TASK DETAILS: Copy all lines holding the word "text" from the entries.

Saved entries
****************************************

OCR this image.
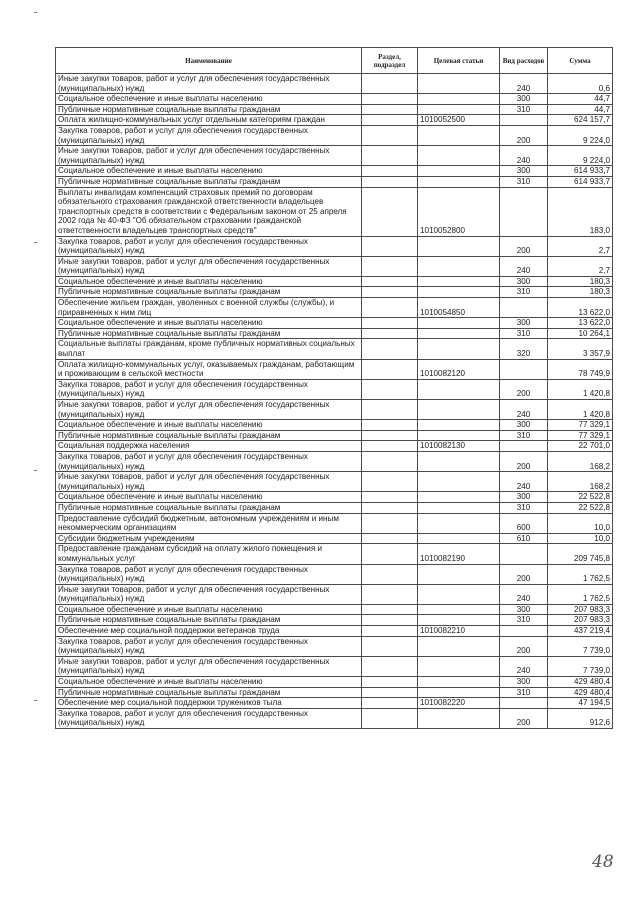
Наименование	Раздел, подраздел	Целевая статьи	Вид расходов	Сумма
Иные закупки товаров, работ и услуг для обеспечения государственных (муниципальных) нужд			240	0,6
Социальное обеспечение и иные выплаты населению			300	44,7
Публичные нормативные социальные выплаты гражданам			310	44,7
Оплата жилищно-коммунальных услуг отдельным категориям граждан		1010052500		624 157,7
Закупка товаров, работ и услуг для обеспечения государственных (муниципальных) нужд			200	9 224,0
Иные закупки товаров, работ и услуг для обеспечения государственных (муниципальных) нужд			240	9 224,0
Социальное обеспечение и иные выплаты населению			300	614 933,7
Публичные нормативные социальные выплаты гражданам			310	614 933,7
Выплаты инвалидам компенсаций страховых премий по договорам обязательного страхования гражданской ответственности владельцев транспортных средств в соответствии с Федеральным законом от 25 апреля 2002 года № 40-ФЗ "Об обязательном страховании гражданской ответственности владельцев транспортных средств"		1010052800		183,0
Закупка товаров, работ и услуг для обеспечения государственных (муниципальных) нужд			200	2,7
Иные закупки товаров, работ и услуг для обеспечения государственных (муниципальных) нужд			240	2,7
Социальное обеспечение и иные выплаты населению			300	180,3
Публичные нормативные социальные выплаты гражданам			310	180,3
Обеспечение жильем граждан, уволенных с военной службы (службы), и приравненных к ним лиц		1010054850		13 622,0
Социальное обеспечение и иные выплаты населению			300	13 622,0
Публичные нормативные социальные выплаты гражданам			310	10 264,1
Социальные выплаты гражданам, кроме публичных нормативных социальных выплат			320	3 357,9
Оплата жилищно-коммунальных услуг, оказываемых гражданам, работающим и проживающим в сельской местности		1010082120		78 749,9
Закупка товаров, работ и услуг для обеспечения государственных (муниципальных) нужд			200	1 420,8
Иные закупки товаров, работ и услуг для обеспечения государственных (муниципальных) нужд			240	1 420,8
Социальное обеспечение и иные выплаты населению			300	77 329,1
Публичные нормативные социальные выплаты гражданам			310	77 329,1
Социальная поддержка населения		1010082130		22 701,0
Закупка товаров, работ и услуг для обеспечения государственных (муниципальных) нужд			200	168,2
Иные закупки товаров, работ и услуг для обеспечения государственных (муниципальных) нужд			240	168,2
Социальное обеспечение и иные выплаты населению			300	22 522,8
Публичные нормативные социальные выплаты гражданам			310	22 522,8
Предоставление субсидий бюджетным, автономным учреждениям и иным некоммерческим организациям			600	10,0
Субсидии бюджетным учреждениям			610	10,0
Предоставление гражданам субсидий на оплату жилого помещения и коммунальных услуг		1010082190		209 745,8
Закупка товаров, работ и услуг для обеспечения государственных (муниципальных) нужд			200	1 762,5
Иные закупки товаров, работ и услуг для обеспечения государственных (муниципальных) нужд			240	1 762,5
Социальное обеспечение и иные выплаты населению			300	207 983,3
Публичные нормативные социальные выплаты гражданам			310	207 983,3
Обеспечение мер социальной поддержки ветеранов труда		1010082210		437 219,4
Закупка товаров, работ и услуг для обеспечения государственных (муниципальных) нужд			200	7 739,0
Иные закупки товаров, работ и услуг для обеспечения государственных (муниципальных) нужд			240	7 739,0
Социальное обеспечение и иные выплаты населению			300	429 480,4
Публичные нормативные социальные выплаты гражданам			310	429 480,4
Обеспечение мер социальной поддержки тружеников тыла		1010082220		47 194,5
Закупка товаров, работ и услуг для обеспечения государственных (муниципальных) нужд			200	912,6
48
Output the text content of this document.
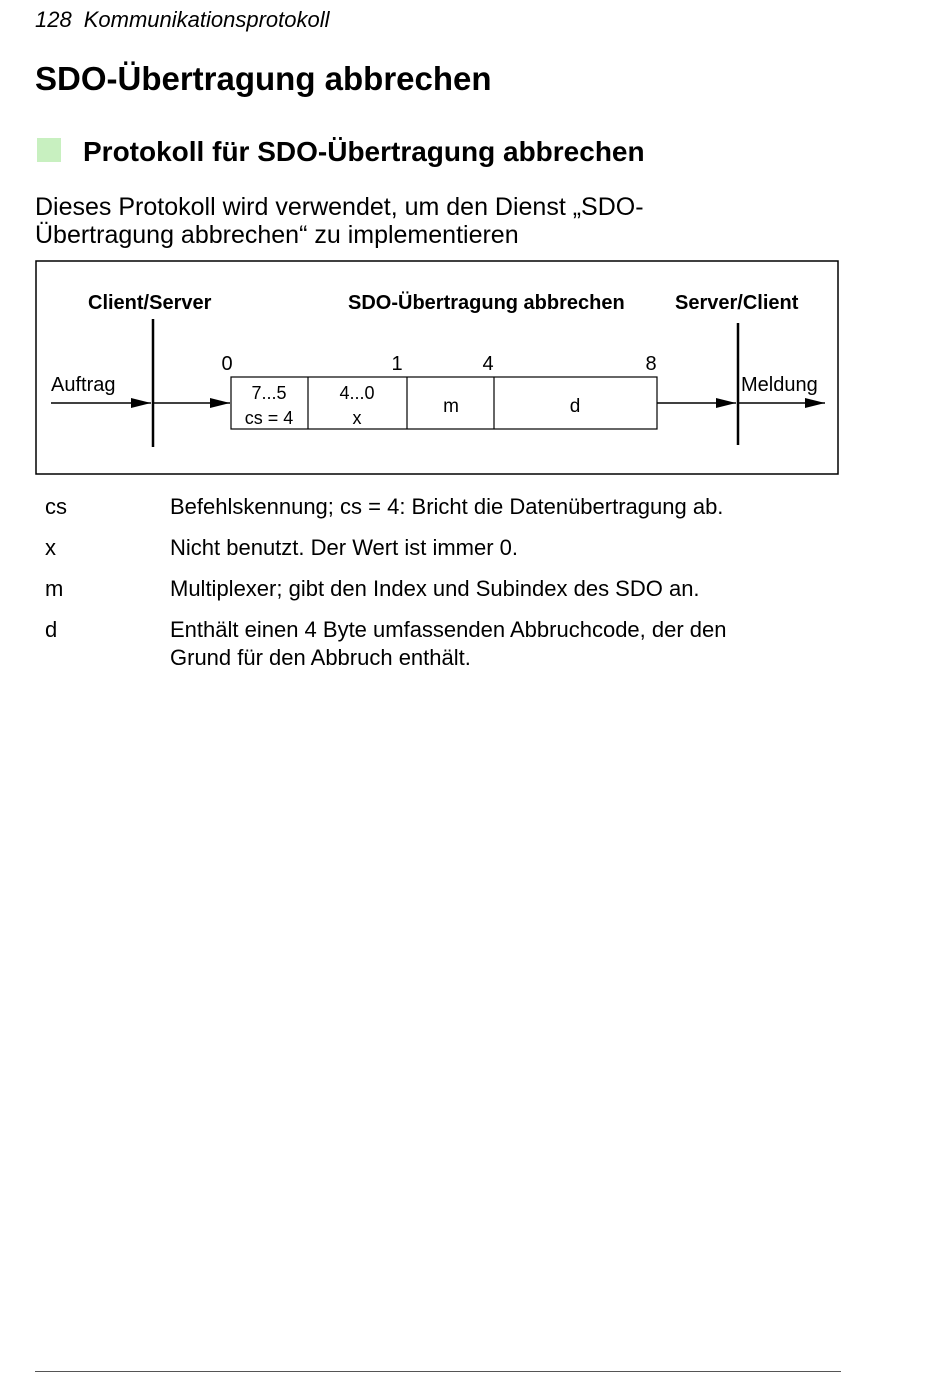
128 Kommunikationsprotokoll
SDO-Übertragung abbrechen
Protokoll für SDO-Übertragung abbrechen

Dieses Protokoll wird verwendet, um den Dienst „SDO-Übertragung abbrechen“ zu implementieren

Client/Server	SDO-Übertragung abbrechen	Server/Client
Auftrag
0	1	4	8
7...5
cs = 4
4...0
x
m	d
Meldung
cs	Befehlskennung; cs = 4: Bricht die Datenübertragung ab.
x	Nicht benutzt. Der Wert ist immer 0.
m	Multiplexer; gibt den Index und Subindex des SDO an.
d	Enthält einen 4 Byte umfassenden Abbruchcode, der den
Grund für den Abbruch enthält.
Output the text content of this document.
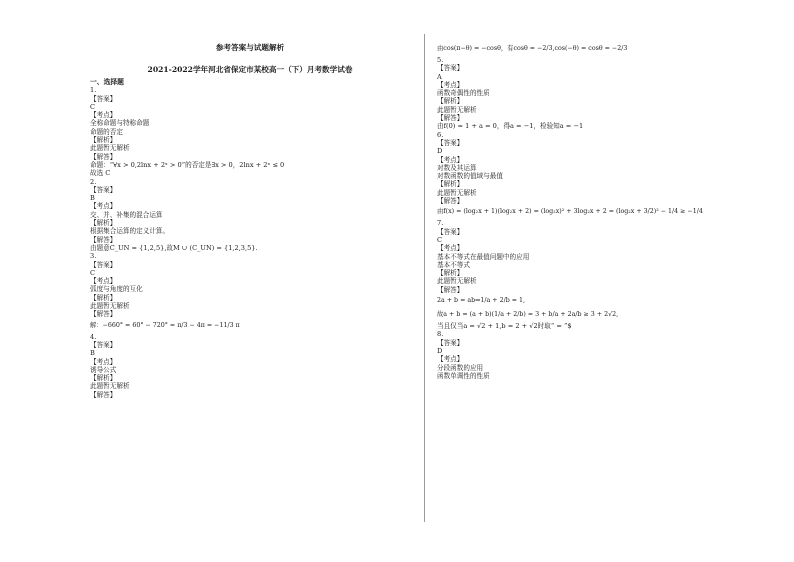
参考答案与试题解析
2021-2022学年河北省保定市某校高一（下）月考数学试卷
一、选择题
1.
【答案】
C
【考点】
全称命题与特称命题
命题的否定
【解析】
此题暂无解析
【解答】
命题：“∀x > 0,2lnx + 2ˣ > 0”的否定是∃x > 0，2lnx + 2ˣ ≤ 0
故选 C
2.
【答案】
B
【考点】
交、并、补集的混合运算
【解析】
根据集合运算的定义计算。
【解答】
由题意C_UN = {1,2,5},故M ∪ (C_UN) = {1,2,3,5}.
3.
【答案】
C
【考点】
弧度与角度的互化
【解析】
此题暂无解析
【解答】
解：−660° = 60° − 720° = π/3 − 4π = −11/3 π
4.
【答案】
B
【考点】
诱导公式
【解析】
此题暂无解析
【解答】
由cos(π−θ) = −cosθ，有cosθ = −2/3,cos(−θ) = cosθ = −2/3
5.
【答案】
A
【考点】
函数奇偶性的性质
【解析】
此题暂无解析
【解答】
由f(0) = 1 + a = 0，得a = −1，检验知a = −1
6.
【答案】
D
【考点】
对数及其运算
对数函数的值域与最值
【解析】
此题暂无解析
【解答】
由f(x) = (log₂x + 1)(log₂x + 2) = (log₂x)² + 3log₂x + 2 = (log₂x + 3/2)² − 1/4 ≥ −1/4
7.
【答案】
C
【考点】
基本不等式在最值问题中的应用
基本不等式
【解析】
此题暂无解析
【解答】
2a + b = ab⇒1/a + 2/b = 1,
故a + b = (a + b)(1/a + 2/b) = 3 + b/a + 2a/b ≥ 3 + 2√2,
当且仅当a = √2 + 1,b = 2 + √2时取“ = ”$
8.
【答案】
D
【考点】
分段函数的应用
函数单调性的性质
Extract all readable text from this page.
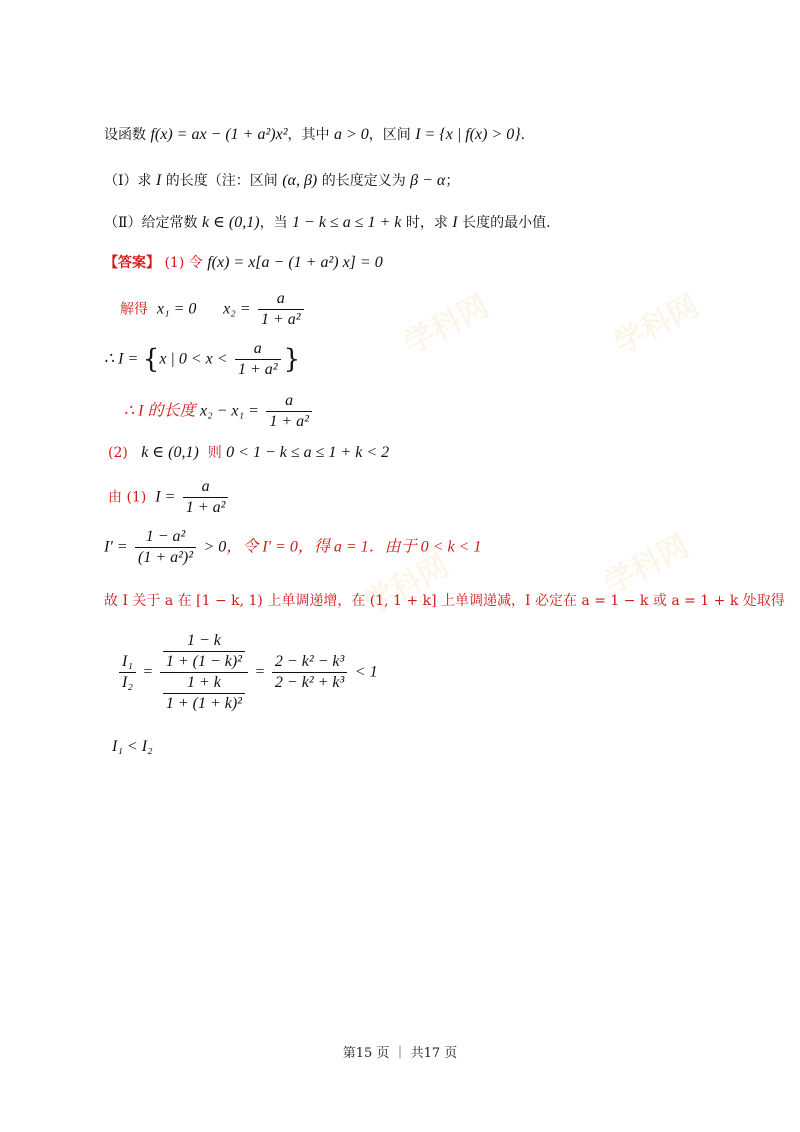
学科网	学科网
学科网	学科网
设函数 f(x) = ax − (1 + a²)x²，其中 a > 0，区间 I = {x | f(x) > 0}.
（Ⅰ）求 I 的长度（注：区间 (α, β) 的长度定义为 β − α；
（Ⅱ）给定常数 k ∈ (0,1)，当 1 − k ≤ a ≤ 1 + k 时，求 I 长度的最小值.
【答案】 (1) 令 f(x) = x[a − (1 + a²) x] = 0
解得 x₁ = 0 $x_2 = \frac{a}{\text{1 + a²}}$
∴ I = {x | $0 < x < \frac{a}{\text{1 + a²}}$ }
∴ I 的长度 $x_2 - x_1 = \frac{a}{\text{1 + a²}}$
(2) k ∈ (0,1) 则 0 < 1 − k ≤ a ≤ 1 + k < 2
由 (1) $I = \frac{a}{\text{1 + a²}}$
$I' = \frac{\text{1 − a²}}{\text{(1 + a²)²}} > 0$，令 I' = 0，得 a = 1．由于 0 < k < 1
故 I 关于 a 在 [1 − k, 1) 上单调递增，在 (1, 1 + k] 上单调递减，I 必定在 a = 1 − k 或 a = 1 + k 处取得
$\frac{\text{I₁}}{\text{I₂}} = \frac{\frac{1 - k}{\text{1 + (1 − k)²}}}{\frac{1 + k}{\text{1 + (1 + k)²}}} = \frac{\text{2 − k² − k³}}{\text{2 − k² + k³}} < 1$
I₁ < I₂
第15 页 ｜ 共17 页
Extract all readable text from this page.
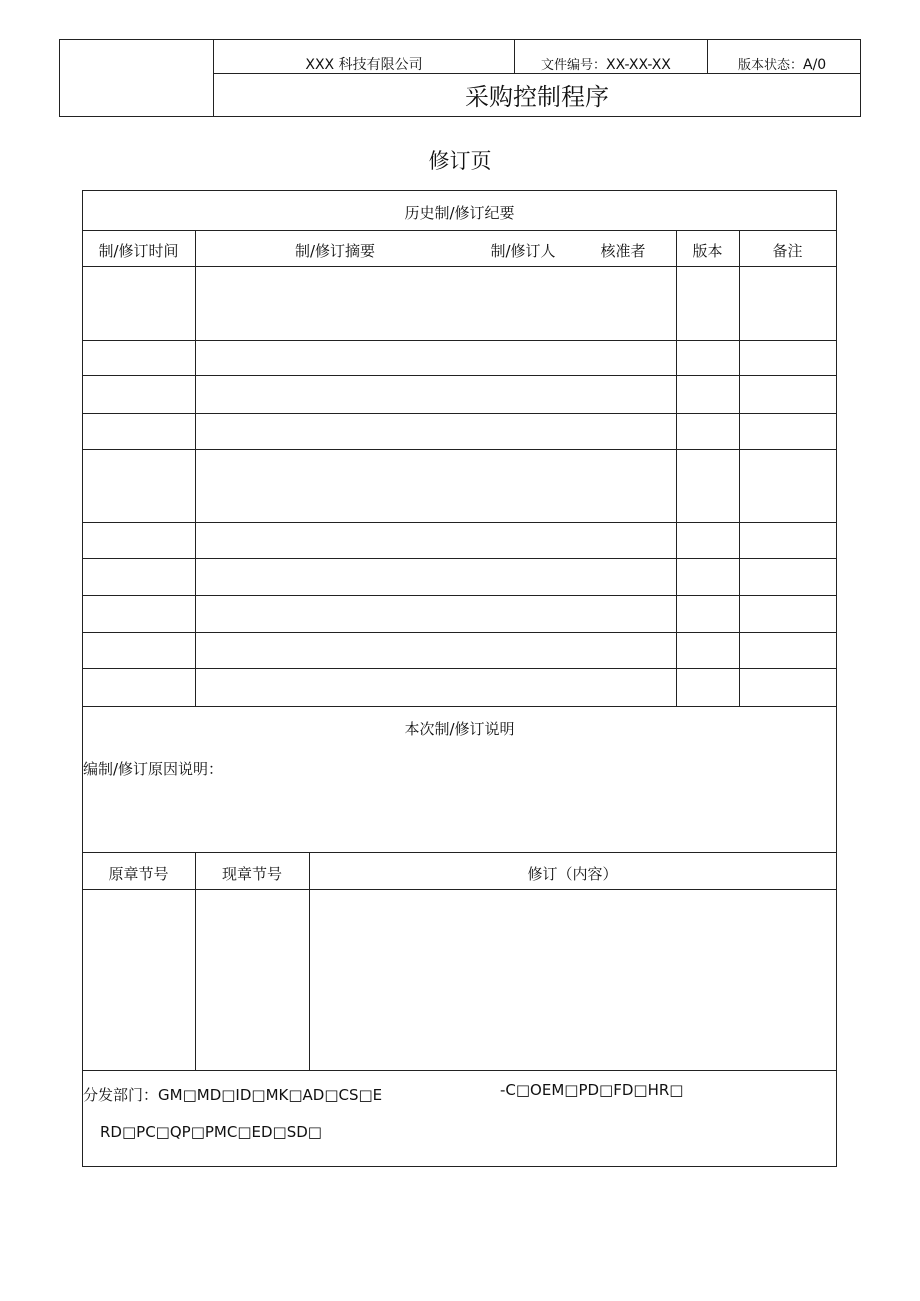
XXX 科技有限公司	文件编号：XX-XX-XX	版本状态：A/0
采购控制程序
修订页
历史制/修订纪要
制/修订时间	制/修订摘要	制/修订人	核准者	版本	备注
本次制/修订说明
编制/修订原因说明：
原章节号	现章节号	修订（内容）
分发部门：GM□MD□ID□MK□AD□CS□E	-C□OEM□PD□FD□HR□
RD□PC□QP□PMC□ED□SD□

****************************************

OUTPUT FOR THIS EXERCISE:
Output the text content of this document.
Output the text content of this document.
Extract all readable text from this page.
解得 x₁ = 0 $x_2 = \frac{a}{\text{1 + a²}}$
∴ I = {x | $0 < x < \frac{a}{\text{1 + a²}}$ }
∴ I 的长度 $x_2 - x_1 = \frac{a}{\text{1 + a²}}$
由 (1) $I = \frac{a}{\text{1 + a²}}$
$I' = \frac{\text{1 − a²}}{\text{(1 + a²)²}} > 0$，令 I' = 0，得 a = 1．由于 0 < k < 1
$\frac{\text{I₁}}{\text{I₂}} = \frac{\frac{1 - k}{\text{1 + (1 − k)²}}}{\frac{1 + k}{\text{1 + (1 + k)²}}} = \frac{\text{2 − k² − k³}}{\text{2 − k² + k³}} < 1$
Extract all readable text from this page.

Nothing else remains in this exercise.